» **Stated task**
Can you output the data below line for line, changing nothing?

------ Recorded information ------

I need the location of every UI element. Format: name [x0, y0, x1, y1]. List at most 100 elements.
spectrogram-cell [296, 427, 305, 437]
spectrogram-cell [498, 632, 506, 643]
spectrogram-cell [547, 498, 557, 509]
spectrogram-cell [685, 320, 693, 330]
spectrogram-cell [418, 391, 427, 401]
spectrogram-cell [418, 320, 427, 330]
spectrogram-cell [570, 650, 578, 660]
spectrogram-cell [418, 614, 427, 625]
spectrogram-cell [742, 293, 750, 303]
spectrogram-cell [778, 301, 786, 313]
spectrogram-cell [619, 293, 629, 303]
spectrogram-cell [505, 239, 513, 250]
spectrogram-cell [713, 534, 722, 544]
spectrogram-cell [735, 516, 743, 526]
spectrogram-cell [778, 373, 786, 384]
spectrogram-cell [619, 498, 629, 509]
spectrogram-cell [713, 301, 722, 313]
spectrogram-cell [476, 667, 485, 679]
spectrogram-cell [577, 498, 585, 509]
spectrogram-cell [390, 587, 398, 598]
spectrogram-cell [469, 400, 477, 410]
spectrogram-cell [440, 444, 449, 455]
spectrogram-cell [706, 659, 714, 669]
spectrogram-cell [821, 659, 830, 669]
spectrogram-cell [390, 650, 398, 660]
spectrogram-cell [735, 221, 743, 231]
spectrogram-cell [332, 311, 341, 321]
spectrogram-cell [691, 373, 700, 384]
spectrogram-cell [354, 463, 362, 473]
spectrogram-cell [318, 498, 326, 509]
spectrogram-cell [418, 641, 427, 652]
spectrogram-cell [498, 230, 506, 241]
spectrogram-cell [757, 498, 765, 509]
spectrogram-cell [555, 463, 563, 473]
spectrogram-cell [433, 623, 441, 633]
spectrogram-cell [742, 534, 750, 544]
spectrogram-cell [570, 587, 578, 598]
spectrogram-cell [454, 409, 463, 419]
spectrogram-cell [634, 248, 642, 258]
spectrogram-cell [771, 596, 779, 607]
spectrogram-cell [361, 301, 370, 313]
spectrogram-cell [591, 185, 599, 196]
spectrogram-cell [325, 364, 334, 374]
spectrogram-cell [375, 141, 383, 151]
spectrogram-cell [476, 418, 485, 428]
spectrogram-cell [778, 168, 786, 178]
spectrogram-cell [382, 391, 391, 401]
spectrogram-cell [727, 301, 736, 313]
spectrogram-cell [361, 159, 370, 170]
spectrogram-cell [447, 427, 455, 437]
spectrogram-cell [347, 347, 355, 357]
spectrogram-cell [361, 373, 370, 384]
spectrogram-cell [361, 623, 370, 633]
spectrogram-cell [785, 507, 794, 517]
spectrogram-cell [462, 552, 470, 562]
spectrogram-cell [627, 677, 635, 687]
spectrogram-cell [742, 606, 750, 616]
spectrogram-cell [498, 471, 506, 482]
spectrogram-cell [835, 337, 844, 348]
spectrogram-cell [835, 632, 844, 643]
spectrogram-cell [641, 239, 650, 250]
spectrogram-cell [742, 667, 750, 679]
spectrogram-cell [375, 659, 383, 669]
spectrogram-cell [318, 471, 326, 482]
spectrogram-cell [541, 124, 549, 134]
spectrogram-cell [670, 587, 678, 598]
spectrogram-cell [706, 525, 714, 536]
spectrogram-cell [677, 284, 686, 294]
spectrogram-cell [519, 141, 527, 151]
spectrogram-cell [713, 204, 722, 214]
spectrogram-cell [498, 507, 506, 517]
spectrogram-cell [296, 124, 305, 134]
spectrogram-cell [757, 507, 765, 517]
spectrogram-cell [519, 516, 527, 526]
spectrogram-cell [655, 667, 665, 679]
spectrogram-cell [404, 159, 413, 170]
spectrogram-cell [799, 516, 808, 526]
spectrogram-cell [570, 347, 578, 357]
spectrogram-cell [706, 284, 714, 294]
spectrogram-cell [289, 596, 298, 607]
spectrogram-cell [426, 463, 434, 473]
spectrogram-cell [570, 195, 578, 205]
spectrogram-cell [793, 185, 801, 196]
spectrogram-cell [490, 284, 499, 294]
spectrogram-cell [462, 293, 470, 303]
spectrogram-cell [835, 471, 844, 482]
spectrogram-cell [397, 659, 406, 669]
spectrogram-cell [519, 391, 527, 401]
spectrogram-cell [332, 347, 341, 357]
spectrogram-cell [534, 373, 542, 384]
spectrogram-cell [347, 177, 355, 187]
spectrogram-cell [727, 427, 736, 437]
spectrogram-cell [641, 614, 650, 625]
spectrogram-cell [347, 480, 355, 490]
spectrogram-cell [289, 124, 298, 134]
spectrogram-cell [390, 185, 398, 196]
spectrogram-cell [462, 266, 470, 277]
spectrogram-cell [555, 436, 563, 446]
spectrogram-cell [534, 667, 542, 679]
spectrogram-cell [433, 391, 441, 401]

------

» **Correct response**
I need the location of every UI element. Format: name [x0, y0, x1, y1]. List at most 100 elements.
spectrogram-cell [296, 427, 305, 437]
spectrogram-cell [498, 632, 506, 643]
spectrogram-cell [547, 498, 557, 509]
spectrogram-cell [685, 320, 693, 330]
spectrogram-cell [418, 391, 427, 401]
spectrogram-cell [418, 320, 427, 330]
spectrogram-cell [570, 650, 578, 660]
spectrogram-cell [418, 614, 427, 625]
spectrogram-cell [742, 293, 750, 303]
spectrogram-cell [778, 301, 786, 313]
spectrogram-cell [619, 293, 629, 303]
spectrogram-cell [505, 239, 513, 250]
spectrogram-cell [713, 534, 722, 544]
spectrogram-cell [735, 516, 743, 526]
spectrogram-cell [778, 373, 786, 384]
spectrogram-cell [619, 498, 629, 509]
spectrogram-cell [713, 301, 722, 313]
spectrogram-cell [476, 667, 485, 679]
spectrogram-cell [577, 498, 585, 509]
spectrogram-cell [390, 587, 398, 598]
spectrogram-cell [469, 400, 477, 410]
spectrogram-cell [440, 444, 449, 455]
spectrogram-cell [706, 659, 714, 669]
spectrogram-cell [821, 659, 830, 669]
spectrogram-cell [390, 650, 398, 660]
spectrogram-cell [735, 221, 743, 231]
spectrogram-cell [332, 311, 341, 321]
spectrogram-cell [691, 373, 700, 384]
spectrogram-cell [354, 463, 362, 473]
spectrogram-cell [318, 498, 326, 509]
spectrogram-cell [418, 641, 427, 652]
spectrogram-cell [498, 230, 506, 241]
spectrogram-cell [757, 498, 765, 509]
spectrogram-cell [555, 463, 563, 473]
spectrogram-cell [433, 623, 441, 633]
spectrogram-cell [742, 534, 750, 544]
spectrogram-cell [570, 587, 578, 598]
spectrogram-cell [454, 409, 463, 419]
spectrogram-cell [634, 248, 642, 258]
spectrogram-cell [771, 596, 779, 607]
spectrogram-cell [361, 301, 370, 313]
spectrogram-cell [591, 185, 599, 196]
spectrogram-cell [325, 364, 334, 374]
spectrogram-cell [375, 141, 383, 151]
spectrogram-cell [476, 418, 485, 428]
spectrogram-cell [778, 168, 786, 178]
spectrogram-cell [382, 391, 391, 401]
spectrogram-cell [727, 301, 736, 313]
spectrogram-cell [361, 159, 370, 170]
spectrogram-cell [447, 427, 455, 437]
spectrogram-cell [347, 347, 355, 357]
spectrogram-cell [361, 373, 370, 384]
spectrogram-cell [361, 623, 370, 633]
spectrogram-cell [785, 507, 794, 517]
spectrogram-cell [462, 552, 470, 562]
spectrogram-cell [627, 677, 635, 687]
spectrogram-cell [742, 606, 750, 616]
spectrogram-cell [498, 471, 506, 482]
spectrogram-cell [835, 337, 844, 348]
spectrogram-cell [835, 632, 844, 643]
spectrogram-cell [641, 239, 650, 250]
spectrogram-cell [742, 667, 750, 679]
spectrogram-cell [375, 659, 383, 669]
spectrogram-cell [318, 471, 326, 482]
spectrogram-cell [541, 124, 549, 134]
spectrogram-cell [670, 587, 678, 598]
spectrogram-cell [706, 525, 714, 536]
spectrogram-cell [677, 284, 686, 294]
spectrogram-cell [519, 141, 527, 151]
spectrogram-cell [713, 204, 722, 214]
spectrogram-cell [498, 507, 506, 517]
spectrogram-cell [296, 124, 305, 134]
spectrogram-cell [757, 507, 765, 517]
spectrogram-cell [519, 516, 527, 526]
spectrogram-cell [655, 667, 665, 679]
spectrogram-cell [404, 159, 413, 170]
spectrogram-cell [799, 516, 808, 526]
spectrogram-cell [570, 347, 578, 357]
spectrogram-cell [706, 284, 714, 294]
spectrogram-cell [289, 596, 298, 607]
spectrogram-cell [426, 463, 434, 473]
spectrogram-cell [570, 195, 578, 205]
spectrogram-cell [793, 185, 801, 196]
spectrogram-cell [490, 284, 499, 294]
spectrogram-cell [462, 293, 470, 303]
spectrogram-cell [835, 471, 844, 482]
spectrogram-cell [397, 659, 406, 669]
spectrogram-cell [519, 391, 527, 401]
spectrogram-cell [332, 347, 341, 357]
spectrogram-cell [534, 373, 542, 384]
spectrogram-cell [347, 177, 355, 187]
spectrogram-cell [727, 427, 736, 437]
spectrogram-cell [641, 614, 650, 625]
spectrogram-cell [347, 480, 355, 490]
spectrogram-cell [289, 124, 298, 134]
spectrogram-cell [390, 185, 398, 196]
spectrogram-cell [462, 266, 470, 277]
spectrogram-cell [555, 436, 563, 446]
spectrogram-cell [534, 667, 542, 679]
spectrogram-cell [433, 391, 441, 401]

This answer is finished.